── INFORMATION GIVEN ──

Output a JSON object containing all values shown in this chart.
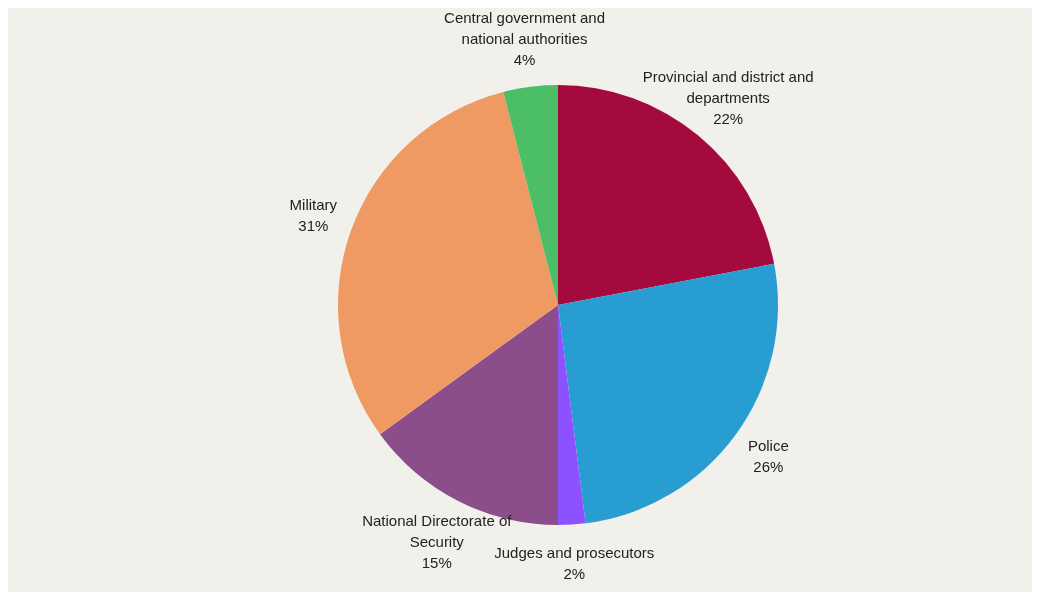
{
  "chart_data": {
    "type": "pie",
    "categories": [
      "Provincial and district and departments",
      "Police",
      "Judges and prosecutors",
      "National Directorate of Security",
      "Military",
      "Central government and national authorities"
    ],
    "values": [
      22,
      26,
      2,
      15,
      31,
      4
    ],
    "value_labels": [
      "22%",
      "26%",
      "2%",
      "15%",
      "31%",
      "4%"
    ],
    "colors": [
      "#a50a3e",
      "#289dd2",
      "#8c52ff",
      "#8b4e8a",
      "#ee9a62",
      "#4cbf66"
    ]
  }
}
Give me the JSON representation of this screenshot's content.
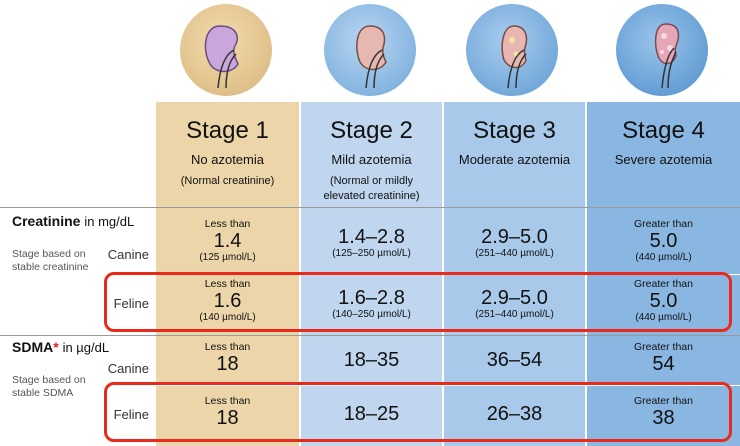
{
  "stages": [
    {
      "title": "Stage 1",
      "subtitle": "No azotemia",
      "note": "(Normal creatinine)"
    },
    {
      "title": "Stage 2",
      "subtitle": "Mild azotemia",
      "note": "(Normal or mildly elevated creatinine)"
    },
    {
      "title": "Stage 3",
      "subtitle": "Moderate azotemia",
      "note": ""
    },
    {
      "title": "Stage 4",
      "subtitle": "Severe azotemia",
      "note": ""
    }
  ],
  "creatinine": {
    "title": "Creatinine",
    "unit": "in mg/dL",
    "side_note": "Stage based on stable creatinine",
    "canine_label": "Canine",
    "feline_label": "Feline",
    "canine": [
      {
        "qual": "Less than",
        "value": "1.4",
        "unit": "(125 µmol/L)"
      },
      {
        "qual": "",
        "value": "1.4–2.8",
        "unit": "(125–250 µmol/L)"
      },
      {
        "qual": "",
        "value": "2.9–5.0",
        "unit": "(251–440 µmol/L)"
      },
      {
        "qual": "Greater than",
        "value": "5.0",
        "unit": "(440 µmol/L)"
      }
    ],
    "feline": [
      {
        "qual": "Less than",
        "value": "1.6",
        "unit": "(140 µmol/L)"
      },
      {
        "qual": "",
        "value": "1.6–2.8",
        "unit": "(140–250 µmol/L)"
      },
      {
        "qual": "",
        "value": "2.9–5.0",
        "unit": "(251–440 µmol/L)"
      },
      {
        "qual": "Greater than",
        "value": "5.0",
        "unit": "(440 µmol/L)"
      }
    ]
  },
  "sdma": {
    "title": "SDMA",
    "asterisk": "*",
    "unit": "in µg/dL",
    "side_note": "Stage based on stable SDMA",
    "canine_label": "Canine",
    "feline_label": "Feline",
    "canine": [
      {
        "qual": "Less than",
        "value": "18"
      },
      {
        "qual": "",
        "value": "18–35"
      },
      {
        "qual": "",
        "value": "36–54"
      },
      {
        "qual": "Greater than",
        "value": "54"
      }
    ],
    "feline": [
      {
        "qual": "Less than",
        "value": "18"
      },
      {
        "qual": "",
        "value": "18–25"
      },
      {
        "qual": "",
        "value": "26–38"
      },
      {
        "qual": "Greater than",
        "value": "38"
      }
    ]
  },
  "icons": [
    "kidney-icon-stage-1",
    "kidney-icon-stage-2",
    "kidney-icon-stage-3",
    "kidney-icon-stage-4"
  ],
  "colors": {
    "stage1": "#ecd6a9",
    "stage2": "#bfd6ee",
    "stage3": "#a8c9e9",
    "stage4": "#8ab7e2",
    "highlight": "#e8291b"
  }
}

───
── INFORMATION GIVEN ──

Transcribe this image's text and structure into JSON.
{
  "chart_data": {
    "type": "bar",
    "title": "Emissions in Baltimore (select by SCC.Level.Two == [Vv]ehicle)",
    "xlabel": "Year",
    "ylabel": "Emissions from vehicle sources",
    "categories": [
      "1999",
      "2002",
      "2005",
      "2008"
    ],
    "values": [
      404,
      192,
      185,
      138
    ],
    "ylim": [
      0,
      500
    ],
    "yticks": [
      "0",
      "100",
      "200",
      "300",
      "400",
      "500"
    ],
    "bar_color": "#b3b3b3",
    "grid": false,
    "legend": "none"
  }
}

───

- **WHAT IS BEING ASKED**: Where a line in the material contains "µmol", copy that line.

- **FULL SOLUTION**:
        "unit": "(125 µmol/L)"
        "unit": "(125–250 µmol/L)"
        "unit": "(251–440 µmol/L)"
        "unit": "(440 µmol/L)"
        "unit": "(140 µmol/L)"
        "unit": "(140–250 µmol/L)"
        "unit": "(251–440 µmol/L)"
        "unit": "(440 µmol/L)"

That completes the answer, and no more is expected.